What the task requires. Where the word "справи" occurs in a line, return that line.

━━━━━━━━━━━━━━━━━━━━

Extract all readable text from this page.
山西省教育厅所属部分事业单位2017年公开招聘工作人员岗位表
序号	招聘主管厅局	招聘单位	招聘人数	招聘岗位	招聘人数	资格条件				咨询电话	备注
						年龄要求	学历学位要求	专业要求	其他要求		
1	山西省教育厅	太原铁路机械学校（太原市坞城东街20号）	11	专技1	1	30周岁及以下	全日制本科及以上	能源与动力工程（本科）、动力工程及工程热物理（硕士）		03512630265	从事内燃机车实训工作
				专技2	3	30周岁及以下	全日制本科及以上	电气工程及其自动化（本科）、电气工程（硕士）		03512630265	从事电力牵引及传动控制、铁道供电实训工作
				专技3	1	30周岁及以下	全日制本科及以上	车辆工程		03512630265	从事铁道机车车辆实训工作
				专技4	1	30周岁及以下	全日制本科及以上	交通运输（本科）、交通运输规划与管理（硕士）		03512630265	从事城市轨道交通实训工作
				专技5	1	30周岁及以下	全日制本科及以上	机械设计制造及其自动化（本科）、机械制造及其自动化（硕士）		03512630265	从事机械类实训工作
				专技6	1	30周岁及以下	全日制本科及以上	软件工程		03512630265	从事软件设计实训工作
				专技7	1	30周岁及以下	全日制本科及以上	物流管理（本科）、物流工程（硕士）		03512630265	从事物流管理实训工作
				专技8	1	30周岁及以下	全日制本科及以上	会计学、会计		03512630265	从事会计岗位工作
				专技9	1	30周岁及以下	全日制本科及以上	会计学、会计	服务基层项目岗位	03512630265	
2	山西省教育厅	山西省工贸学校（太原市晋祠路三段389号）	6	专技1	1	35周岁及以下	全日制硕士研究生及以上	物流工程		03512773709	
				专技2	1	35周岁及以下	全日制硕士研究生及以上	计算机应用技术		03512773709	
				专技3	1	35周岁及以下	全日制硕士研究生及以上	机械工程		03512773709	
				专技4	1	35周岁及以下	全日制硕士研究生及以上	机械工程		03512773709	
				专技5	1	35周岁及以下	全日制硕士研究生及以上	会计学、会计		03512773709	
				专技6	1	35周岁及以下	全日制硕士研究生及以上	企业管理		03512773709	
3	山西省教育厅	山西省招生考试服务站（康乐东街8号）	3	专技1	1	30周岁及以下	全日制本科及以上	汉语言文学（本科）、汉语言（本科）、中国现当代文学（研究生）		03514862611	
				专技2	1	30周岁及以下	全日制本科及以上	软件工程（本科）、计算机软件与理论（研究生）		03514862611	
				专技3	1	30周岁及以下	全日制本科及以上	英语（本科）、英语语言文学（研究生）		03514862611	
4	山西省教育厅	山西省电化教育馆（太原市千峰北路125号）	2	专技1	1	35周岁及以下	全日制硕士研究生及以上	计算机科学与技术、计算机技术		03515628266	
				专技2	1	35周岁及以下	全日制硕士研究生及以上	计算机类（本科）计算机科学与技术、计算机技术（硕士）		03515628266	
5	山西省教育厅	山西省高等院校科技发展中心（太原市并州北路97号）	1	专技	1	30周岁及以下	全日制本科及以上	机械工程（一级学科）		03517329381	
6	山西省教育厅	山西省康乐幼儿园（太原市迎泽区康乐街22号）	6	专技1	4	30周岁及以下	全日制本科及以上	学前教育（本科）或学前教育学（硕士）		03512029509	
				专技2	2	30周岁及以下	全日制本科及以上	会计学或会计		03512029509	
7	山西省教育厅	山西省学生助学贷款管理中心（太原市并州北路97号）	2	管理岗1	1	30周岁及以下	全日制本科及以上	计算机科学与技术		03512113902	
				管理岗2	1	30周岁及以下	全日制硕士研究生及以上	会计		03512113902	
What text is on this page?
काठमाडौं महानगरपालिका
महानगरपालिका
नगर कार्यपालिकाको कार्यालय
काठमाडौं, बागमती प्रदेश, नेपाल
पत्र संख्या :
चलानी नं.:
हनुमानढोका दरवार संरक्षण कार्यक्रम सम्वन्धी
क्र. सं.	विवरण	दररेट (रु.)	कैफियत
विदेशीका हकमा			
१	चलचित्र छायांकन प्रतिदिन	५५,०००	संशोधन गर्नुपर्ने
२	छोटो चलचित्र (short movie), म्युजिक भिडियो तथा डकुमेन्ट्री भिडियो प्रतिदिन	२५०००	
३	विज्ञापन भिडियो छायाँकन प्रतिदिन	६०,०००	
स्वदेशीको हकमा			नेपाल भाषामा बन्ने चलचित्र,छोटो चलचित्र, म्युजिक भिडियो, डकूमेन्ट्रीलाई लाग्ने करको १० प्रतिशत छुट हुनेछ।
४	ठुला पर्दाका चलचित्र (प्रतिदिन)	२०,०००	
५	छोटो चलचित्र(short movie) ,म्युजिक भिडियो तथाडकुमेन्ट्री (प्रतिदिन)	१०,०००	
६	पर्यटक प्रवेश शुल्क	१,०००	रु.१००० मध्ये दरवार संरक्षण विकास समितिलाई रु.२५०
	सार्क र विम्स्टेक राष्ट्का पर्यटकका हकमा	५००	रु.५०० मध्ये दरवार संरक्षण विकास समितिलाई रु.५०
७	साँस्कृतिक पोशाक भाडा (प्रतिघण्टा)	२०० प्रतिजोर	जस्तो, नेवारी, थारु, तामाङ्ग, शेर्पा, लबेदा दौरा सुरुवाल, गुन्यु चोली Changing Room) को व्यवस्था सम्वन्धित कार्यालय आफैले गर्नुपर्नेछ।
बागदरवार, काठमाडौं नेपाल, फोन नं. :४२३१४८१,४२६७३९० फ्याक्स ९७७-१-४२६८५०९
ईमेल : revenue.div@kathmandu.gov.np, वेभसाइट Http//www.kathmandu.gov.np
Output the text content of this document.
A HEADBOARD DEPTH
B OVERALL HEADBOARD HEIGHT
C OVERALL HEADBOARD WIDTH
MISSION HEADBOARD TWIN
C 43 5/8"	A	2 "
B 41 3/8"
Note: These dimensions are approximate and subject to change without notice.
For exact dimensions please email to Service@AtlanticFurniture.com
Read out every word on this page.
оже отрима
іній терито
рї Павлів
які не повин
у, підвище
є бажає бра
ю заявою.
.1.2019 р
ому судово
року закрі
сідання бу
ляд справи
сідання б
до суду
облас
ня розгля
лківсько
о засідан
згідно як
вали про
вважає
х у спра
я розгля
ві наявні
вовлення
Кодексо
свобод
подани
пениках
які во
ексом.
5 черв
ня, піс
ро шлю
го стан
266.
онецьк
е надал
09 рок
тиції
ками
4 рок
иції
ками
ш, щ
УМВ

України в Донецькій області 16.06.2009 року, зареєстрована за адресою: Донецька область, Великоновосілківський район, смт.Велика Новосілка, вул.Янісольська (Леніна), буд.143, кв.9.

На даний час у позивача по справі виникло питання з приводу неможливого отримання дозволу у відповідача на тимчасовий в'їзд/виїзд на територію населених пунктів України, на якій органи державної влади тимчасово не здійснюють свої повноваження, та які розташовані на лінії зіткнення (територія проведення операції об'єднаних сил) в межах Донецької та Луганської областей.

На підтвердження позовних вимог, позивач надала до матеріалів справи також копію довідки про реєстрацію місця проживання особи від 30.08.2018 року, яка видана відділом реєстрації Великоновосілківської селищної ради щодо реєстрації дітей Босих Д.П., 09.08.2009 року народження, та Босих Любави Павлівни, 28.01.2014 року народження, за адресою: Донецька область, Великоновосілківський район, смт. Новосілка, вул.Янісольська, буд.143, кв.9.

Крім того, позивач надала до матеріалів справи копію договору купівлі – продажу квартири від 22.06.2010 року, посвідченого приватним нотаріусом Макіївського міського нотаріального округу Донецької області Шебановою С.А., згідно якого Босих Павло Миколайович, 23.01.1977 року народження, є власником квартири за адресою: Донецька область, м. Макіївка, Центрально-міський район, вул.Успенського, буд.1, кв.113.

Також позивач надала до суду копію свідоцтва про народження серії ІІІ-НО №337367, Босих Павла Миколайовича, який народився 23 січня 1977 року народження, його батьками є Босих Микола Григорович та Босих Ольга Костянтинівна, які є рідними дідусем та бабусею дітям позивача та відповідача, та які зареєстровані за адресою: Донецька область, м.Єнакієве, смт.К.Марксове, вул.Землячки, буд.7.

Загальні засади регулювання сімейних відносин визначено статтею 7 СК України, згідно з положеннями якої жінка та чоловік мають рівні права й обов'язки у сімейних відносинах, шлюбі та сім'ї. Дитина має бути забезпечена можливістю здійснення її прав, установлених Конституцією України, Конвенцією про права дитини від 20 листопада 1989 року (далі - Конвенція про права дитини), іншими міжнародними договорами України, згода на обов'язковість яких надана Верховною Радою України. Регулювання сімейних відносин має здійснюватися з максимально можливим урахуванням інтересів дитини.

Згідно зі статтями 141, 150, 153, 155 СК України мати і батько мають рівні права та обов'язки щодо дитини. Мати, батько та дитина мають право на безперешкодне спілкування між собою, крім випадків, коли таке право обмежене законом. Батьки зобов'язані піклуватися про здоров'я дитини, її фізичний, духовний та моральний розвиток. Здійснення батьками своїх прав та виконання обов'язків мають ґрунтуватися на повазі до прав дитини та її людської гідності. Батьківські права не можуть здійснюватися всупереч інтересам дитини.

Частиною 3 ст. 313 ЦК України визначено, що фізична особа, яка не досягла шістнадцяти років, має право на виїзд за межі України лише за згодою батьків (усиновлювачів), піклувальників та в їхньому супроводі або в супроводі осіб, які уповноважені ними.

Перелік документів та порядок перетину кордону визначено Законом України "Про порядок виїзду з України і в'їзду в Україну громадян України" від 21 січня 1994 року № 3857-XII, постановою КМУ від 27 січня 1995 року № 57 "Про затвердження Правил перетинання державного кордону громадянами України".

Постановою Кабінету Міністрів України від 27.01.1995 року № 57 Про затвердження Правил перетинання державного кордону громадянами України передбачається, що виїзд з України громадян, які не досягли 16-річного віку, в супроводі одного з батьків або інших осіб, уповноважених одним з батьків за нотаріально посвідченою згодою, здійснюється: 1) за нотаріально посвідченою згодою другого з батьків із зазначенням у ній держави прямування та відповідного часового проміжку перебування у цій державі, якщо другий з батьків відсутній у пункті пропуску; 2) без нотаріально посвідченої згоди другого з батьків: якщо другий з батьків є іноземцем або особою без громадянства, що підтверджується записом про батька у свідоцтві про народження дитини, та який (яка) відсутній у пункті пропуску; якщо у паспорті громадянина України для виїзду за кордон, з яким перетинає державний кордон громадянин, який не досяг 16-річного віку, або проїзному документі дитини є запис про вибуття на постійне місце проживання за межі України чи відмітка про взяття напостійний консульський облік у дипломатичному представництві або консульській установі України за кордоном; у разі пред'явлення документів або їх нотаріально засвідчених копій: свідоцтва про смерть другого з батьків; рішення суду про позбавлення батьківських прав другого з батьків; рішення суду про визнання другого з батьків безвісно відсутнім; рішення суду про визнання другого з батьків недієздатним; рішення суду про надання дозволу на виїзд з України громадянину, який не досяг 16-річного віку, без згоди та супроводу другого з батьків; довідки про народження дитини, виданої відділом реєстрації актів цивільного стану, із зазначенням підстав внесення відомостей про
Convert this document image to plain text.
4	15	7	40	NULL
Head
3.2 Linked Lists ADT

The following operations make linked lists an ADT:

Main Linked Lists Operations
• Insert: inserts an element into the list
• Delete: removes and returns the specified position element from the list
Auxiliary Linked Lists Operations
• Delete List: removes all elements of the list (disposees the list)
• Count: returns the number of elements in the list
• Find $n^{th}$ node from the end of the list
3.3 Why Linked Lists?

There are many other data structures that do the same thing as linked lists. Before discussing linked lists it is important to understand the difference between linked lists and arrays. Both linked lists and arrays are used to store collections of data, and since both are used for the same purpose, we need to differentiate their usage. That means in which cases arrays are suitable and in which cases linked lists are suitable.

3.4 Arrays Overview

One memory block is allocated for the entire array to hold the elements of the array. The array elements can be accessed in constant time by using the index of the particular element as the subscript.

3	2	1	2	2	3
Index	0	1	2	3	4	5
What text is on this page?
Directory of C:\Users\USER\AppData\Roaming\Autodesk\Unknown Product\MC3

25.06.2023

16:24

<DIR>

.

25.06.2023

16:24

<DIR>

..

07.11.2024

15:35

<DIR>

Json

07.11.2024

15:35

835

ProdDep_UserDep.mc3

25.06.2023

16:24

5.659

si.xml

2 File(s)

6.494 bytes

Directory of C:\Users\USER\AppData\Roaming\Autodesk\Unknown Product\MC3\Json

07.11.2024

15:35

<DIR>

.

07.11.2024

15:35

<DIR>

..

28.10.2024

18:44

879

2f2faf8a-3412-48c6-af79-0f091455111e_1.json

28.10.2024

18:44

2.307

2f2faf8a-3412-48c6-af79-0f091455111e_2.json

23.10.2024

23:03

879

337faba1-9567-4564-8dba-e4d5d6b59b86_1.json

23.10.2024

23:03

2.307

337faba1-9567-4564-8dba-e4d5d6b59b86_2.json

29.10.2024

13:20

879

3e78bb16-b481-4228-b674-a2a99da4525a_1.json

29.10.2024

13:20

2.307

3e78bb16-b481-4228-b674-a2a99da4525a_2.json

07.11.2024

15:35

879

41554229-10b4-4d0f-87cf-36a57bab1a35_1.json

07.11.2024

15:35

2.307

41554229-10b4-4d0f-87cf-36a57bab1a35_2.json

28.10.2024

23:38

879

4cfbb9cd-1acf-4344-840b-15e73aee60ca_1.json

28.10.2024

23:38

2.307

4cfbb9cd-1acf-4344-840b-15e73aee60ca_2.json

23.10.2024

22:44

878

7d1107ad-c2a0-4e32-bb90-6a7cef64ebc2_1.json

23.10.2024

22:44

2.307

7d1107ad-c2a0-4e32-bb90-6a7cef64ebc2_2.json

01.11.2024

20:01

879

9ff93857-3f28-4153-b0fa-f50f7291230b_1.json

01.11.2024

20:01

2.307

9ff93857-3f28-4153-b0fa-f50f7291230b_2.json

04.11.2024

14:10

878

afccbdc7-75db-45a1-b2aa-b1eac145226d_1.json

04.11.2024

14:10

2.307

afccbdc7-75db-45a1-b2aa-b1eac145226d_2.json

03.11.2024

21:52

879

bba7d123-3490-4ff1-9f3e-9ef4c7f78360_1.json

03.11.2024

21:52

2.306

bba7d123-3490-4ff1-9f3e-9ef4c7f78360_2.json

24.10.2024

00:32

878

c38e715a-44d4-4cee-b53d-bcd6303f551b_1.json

━━━━━━━━━━━━━━━━━━━━

The result.
ляд справи
На підтвердження позовних вимог, позивач надала до матеріалів справи також копію довідки про реєстрацію місця проживання особи від 30.08.2018 року, яка видана відділом реєстрації Великоновосілківської селищної ради щодо реєстрації дітей Босих Д.П., 09.08.2009 року народження, та Босих Любави Павлівни, 28.01.2014 року народження, за адресою: Донецька область, Великоновосілківський район, смт. Новосілка, вул.Янісольська, буд.143, кв.9.
Крім того, позивач надала до матеріалів справи копію договору купівлі – продажу квартири від 22.06.2010 року, посвідченого приватним нотаріусом Макіївського міського нотаріального округу Донецької області Шебановою С.А., згідно якого Босих Павло Миколайович, 23.01.1977 року народження, є власником квартири за адресою: Донецька область, м. Макіївка, Центрально-міський район, вул.Успенського, буд.1, кв.113.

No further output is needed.